_Selected excerpt_.
════════════════

I think had we been more cohesive from the beginning, this would've probably been done a long time ago, but that's part of the strategy.
Anytime you have a Civil Rights movement, it's divide and conquer.
[Applause] Good morning, Virginia Union.
Virginia Union started out of the ashes of a slave jail, and so you know how to fight for equality, and the fight for equality is not finished.
I'm in a position to help remove inequity and barriers to equity.
It's personal.
When I think about my great-grandfather whose parents were born slaves, who had to take a literacy test to vote, and his wife, my great- grandmother couldn't vote, to now me as a member of the State Senate sitting on the committee that decides Constitutional amendments and voting issues, it shows just in my own family history, that moral arc.
There's still a lot of work to do.
Reporter: If you see the bus, you can't miss the message.
The Equal Rights Amendment is back.
Singer: ♪ Na na-na na na na, na na-na na na na ♪ ♪ Tick tick boom ♪ Reporter: Next year, Virginia could become the 38th state and the last state needed to ratify the Equal Rights Amendment.
Man: We're gonna start off at William & Mary speaking to students.
Foy: OK.
Man: Then you give the keynote at the Law Symposium.
Then we go to Hampton University.
These are also students.
Foy: This is today?
Man: This is today.
[Laughs] Singer: ♪ Na na-na na na na... ♪ Reporter: Prince William County delegate Jennifer Carroll Foy is the chief sponsor of the House bill to endorse the proposed Constitutional amendment.
Foy: I'm Delegate Jennifer Carroll Foy, and I represent the 2nd District in the House of Delegates here in Virginia.
Many people don't know, women are not entitled to equality in the United States Constitution.
As recently as 1996, Virginia Military Institute paid millions of dollars to prevent women from entering its doors.
I remember being in my JRTC classroom in high school watching the Virginia Military Institute decision on TV and hearing Justice Ginsberg say that "Women can do all things if given the opportunity."
I said that "I'm gonna go to VMI."
I had 1,500 male cadets who did not want me there, did not think I deserved to be there.
It was really disappointing because it was 1999.
We're not talking about the fifties, we're not talking about the 1800s.
While I now have a detached retina in my left eye because of some of the incidents that happened at VMI, I can tell you that my shoulders are stronger.
When you solidify women's fundamental rights as human beings equal to men... that is the only thing that's acceptable.
[Cheering] Are you guys with me?
[Louder cheering] All right, so let's hear it.
E-R-A, E-R-A, E-R-A, E-R-A.
[Cheering] Hornung: Being able to say 4th-generation Republican gets me in doors that I would never get in otherwise.
[Buttons clattering] Here in Virginia, our Equal Rights Amendment actions have been very liberal, middle-class, white lady, run, driven.
Foy: Good evening!
Hornung: We, first of all, want to bring in women of color, and then we want to bring in Republicans because we don't want this to be a partisan issue, and then we're also bringing in men.
Alex Keaton: There is a job to be done here-- Yes!
Right on!
not only by us but by women everywhere!
Yes!
Keaton: How long must we wait?
How long are we expected to accept these indignities?
How long, Lord?
[Audience cheering] Miller: This is not just a woman's issue.
If your partner is not being paid fairly because of gender, doesn't this have a negative impact on your family?
I see it as something that could help men as well as help women.
They're not getting the paternity leave that women get and what are we saying as a society that we don't want our men to be just as important in a baby's life as the mother?

════════════════

_Supplied data_.

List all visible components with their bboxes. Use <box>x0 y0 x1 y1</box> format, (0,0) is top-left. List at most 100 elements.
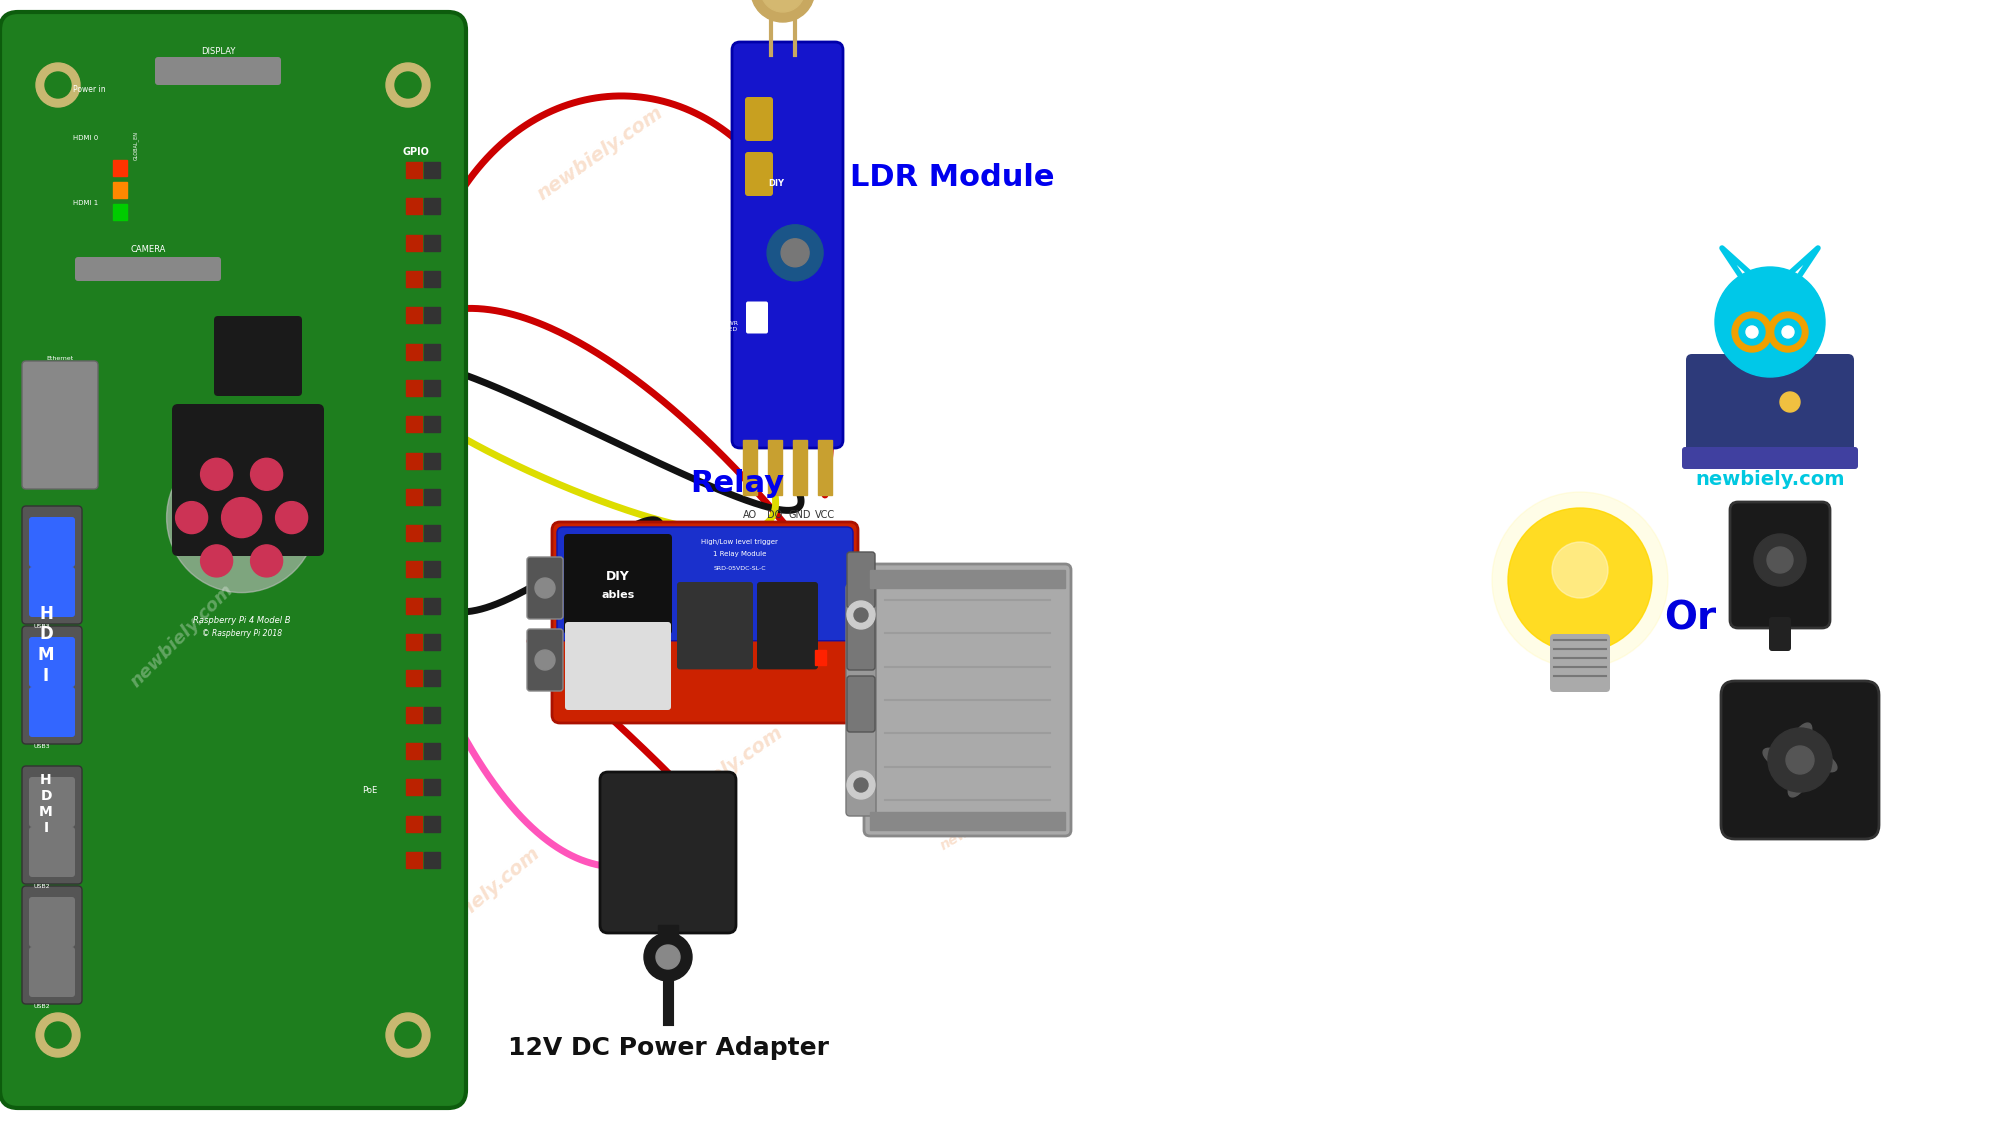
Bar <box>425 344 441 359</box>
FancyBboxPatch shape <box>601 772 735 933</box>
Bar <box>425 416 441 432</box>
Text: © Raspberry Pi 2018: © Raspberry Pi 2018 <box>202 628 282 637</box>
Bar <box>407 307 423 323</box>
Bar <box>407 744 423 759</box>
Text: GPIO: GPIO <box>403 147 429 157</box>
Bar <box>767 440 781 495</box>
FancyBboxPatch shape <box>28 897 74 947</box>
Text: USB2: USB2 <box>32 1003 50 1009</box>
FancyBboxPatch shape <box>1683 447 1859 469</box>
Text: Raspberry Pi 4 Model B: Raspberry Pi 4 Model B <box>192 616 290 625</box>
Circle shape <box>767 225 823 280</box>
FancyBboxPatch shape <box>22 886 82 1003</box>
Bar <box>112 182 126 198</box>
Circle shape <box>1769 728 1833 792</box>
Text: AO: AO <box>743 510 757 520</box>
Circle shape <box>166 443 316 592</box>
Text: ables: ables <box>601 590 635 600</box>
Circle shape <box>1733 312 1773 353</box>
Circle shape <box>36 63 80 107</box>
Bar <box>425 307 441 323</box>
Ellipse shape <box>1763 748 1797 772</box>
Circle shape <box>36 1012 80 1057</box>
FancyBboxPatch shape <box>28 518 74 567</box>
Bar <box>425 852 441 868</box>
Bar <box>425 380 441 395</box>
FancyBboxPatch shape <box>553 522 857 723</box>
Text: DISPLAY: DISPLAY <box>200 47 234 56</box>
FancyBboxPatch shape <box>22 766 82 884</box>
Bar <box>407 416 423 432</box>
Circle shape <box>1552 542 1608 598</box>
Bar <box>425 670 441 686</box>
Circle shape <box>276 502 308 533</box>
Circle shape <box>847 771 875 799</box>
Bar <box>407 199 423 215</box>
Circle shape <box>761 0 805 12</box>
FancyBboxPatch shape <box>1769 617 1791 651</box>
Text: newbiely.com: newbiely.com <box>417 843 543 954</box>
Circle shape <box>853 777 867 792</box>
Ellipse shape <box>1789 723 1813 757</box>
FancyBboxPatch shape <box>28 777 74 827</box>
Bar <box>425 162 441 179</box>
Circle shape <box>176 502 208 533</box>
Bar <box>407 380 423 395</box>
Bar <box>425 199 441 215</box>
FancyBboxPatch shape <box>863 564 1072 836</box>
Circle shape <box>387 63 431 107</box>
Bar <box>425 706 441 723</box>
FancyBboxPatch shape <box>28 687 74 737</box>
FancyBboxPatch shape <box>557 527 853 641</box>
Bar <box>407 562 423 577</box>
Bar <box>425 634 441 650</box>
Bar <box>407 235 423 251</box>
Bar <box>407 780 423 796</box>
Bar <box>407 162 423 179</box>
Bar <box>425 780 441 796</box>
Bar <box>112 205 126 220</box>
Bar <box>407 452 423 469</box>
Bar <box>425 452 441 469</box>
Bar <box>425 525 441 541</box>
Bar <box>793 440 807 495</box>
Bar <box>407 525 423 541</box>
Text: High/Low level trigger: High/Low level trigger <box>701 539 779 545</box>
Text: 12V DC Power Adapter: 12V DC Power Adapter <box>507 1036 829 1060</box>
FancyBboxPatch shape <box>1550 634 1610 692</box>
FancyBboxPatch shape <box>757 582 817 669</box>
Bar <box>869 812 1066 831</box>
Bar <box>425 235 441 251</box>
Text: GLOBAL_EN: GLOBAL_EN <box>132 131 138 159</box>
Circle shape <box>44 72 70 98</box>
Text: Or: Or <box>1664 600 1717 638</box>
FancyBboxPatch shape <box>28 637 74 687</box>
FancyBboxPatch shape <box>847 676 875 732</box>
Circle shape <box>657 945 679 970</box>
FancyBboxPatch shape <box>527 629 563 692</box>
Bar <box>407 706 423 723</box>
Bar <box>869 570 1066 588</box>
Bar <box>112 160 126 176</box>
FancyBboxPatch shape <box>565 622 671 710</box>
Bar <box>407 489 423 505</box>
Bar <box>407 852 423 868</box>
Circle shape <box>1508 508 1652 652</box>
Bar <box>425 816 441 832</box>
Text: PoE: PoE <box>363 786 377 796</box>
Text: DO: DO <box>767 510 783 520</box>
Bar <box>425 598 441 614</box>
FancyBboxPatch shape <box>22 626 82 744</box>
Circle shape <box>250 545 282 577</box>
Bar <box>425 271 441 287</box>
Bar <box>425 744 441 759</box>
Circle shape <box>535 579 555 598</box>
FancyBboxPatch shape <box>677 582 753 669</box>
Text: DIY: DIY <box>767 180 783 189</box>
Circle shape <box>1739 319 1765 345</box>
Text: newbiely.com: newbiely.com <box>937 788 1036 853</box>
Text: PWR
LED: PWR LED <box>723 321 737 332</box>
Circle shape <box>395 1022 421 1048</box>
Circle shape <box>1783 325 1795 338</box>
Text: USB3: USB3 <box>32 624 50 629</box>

════════════════

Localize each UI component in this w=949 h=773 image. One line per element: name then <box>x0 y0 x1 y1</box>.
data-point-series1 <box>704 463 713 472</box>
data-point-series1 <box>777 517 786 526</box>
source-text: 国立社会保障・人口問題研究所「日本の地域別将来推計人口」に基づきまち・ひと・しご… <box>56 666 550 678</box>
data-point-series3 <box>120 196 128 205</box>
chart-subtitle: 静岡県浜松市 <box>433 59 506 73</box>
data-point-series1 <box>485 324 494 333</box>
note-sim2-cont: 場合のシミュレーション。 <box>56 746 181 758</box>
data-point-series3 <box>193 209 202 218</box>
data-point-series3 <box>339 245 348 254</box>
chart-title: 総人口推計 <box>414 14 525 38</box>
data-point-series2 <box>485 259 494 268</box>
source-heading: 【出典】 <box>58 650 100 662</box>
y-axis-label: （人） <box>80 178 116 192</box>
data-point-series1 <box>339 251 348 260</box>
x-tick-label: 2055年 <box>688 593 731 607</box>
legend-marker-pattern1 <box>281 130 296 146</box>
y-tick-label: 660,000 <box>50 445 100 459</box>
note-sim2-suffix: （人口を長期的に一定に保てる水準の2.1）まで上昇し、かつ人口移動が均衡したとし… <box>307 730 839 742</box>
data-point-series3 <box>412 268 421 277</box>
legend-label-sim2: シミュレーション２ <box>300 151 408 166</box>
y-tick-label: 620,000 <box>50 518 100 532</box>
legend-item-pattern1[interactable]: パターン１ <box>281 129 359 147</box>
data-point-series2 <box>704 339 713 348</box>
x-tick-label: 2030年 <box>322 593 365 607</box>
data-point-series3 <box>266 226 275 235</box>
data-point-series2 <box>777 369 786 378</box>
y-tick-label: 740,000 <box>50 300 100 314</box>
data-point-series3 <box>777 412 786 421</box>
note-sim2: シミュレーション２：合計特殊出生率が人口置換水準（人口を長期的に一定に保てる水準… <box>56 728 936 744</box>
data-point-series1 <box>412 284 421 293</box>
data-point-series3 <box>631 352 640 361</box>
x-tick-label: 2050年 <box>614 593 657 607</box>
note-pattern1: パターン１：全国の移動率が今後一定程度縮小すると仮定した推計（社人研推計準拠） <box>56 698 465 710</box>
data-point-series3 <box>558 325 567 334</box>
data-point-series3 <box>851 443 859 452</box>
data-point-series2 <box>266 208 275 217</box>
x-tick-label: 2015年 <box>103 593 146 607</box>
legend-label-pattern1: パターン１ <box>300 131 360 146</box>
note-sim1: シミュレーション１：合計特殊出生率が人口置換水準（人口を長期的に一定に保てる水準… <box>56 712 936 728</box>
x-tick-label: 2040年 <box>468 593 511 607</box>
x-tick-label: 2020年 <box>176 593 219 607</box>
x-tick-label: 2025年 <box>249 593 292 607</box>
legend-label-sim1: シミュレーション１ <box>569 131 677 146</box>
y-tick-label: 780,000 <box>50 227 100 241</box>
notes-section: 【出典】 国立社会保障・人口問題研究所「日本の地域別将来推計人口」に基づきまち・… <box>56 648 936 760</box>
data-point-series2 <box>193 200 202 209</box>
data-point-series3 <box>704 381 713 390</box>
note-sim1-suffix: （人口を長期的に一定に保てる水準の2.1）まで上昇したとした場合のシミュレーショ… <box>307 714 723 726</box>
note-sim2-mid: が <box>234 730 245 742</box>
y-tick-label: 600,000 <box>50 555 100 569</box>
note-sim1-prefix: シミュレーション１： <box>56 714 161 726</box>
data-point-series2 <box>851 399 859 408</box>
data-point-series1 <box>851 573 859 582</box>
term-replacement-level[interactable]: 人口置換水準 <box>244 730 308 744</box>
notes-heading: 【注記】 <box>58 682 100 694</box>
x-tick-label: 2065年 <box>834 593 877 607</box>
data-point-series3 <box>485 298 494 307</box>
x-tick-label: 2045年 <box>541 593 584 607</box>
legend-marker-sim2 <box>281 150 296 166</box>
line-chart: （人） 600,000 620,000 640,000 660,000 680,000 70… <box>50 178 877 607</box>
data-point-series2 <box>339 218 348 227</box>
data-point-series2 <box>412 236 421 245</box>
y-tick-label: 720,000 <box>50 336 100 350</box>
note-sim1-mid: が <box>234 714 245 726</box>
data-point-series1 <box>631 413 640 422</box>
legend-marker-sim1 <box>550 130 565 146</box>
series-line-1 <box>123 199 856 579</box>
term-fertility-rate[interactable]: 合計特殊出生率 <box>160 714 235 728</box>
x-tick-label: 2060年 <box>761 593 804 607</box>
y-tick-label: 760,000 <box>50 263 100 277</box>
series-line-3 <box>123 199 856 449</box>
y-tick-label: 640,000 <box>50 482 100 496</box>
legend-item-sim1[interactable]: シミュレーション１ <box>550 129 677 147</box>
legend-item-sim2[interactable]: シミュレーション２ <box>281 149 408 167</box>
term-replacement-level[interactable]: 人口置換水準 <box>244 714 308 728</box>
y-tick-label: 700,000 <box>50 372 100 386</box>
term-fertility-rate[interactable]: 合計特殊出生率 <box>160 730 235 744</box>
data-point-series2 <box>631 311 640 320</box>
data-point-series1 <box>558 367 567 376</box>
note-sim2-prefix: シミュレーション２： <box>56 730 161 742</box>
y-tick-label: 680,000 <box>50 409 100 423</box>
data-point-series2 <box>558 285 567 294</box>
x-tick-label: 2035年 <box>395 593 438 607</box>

════════════════

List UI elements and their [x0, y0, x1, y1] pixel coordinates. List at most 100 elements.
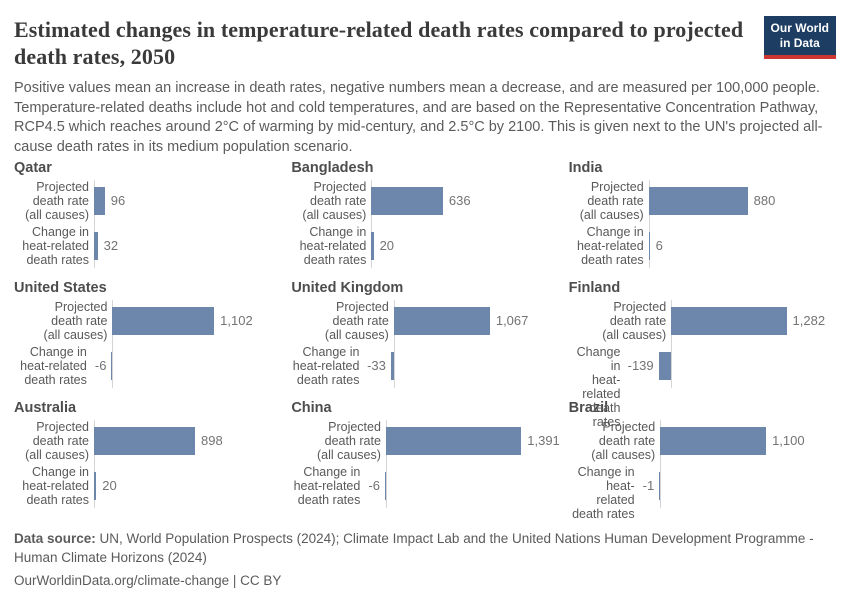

════════════════

_Written exercise 1_.
Answer these questions from the Equal Rights Amendment transcript:
(a) Which state could become the 38th and last state needed to ratify the amendment?
(b) Which district does Jennifer Carroll Foy represent in the House of Delegates?
(c) How many male cadets did Foy say did not want her at VMI?
_Written exercise 2_.
List every school or university named in the Equal Rights Amendment transcript.
_Written exercise 3_.
Continue the Equal Rights Amendment transcript, picking up right after its last sentence.
The entries have no connection to the Equal Rights Amendment transcript.

_Written response 1_.
(a) Virginia
(b) The 2nd District
(c) 1,500

_Written response 2_.
Virginia Union, William & Mary, Hampton University, Virginia Military Institute

_Written response 3_.
Man: When I look at my daughter, I want to make sure that she has the same opportunities for getting a job, for promotions, that she has a constructive and supportive workplace.
[Applause] Maloney: Let me tell you, the whole world is watching now to see what's gonna happen in the legislature this year for the ratification, hoping that Virginia will be the 38th state.
[Cheering and whistling] Woman: The show starts in January when we all arrive on the campus of the Capitol for the General Assembly session, and that's when all those petitions Kati's gonna tell you about, we hope that there's more than enough to impress the men and women of the General Assembly that this in 2019 is going to be the year that we get it right.
McClellan: We have resolutions in both the House and the Senate to ratify the ERA.
Hornung: Only the bills and resolutions that have made it through one of the chambers, they get crossed over and then they proceed in the other chamber at that point.
McClellan: The General Assembly only meets for 45 days.
If it doesn't get out of the House or send it at crossover, then it's done for the year.
Man: Jennifer McClellan!
[Cheering] McClellan: Hey, everybody!
So, thank you all for being out here today.
I know it's very cold, but the bill's gonna be up.
And you already know that.
I'm voting yes.
[Cheering] The ERA is going to be the issue that defines the 2019 session and, by extension, the 2019 elections.
♪ Man: Do some of these members know, in fact, what this requires?
This is not properly before this body.
You might as well have the country of Bolivia ratify the Equal Rights Amendment.
The only thing you can do is you have to start all over again.
The worst thing you can say about that deadline is that it's debatable.
It is not the General Assembly's job to predetermine the will of the court.
It is the General Assembly's job to consider legislation and vote on it and then let the courts sort it out.
That's called for processing.
Man: The clerk will call the roll.
All those present will record their vote "Aye."
The clerk will close the roll.
Woman: Senate Joint Resolution 284, ratifying the Equal Rights Amendment to the Constitution of the United States, reported from the Committee on Privileges and Elections with a substitute.
Woman: I rise to speak in favor of equal rights, yet in opposition to the Equal Rights Amendment.
The bill itself actually victimizes the very women it claims to protect.
Dear sweet women, please realize this amendment is not about you.
Women's sports, women's locker rooms and bathrooms will all be a tradition of the past, exposing women to increased incidences of rape and sexual violence.
That's ridiculous.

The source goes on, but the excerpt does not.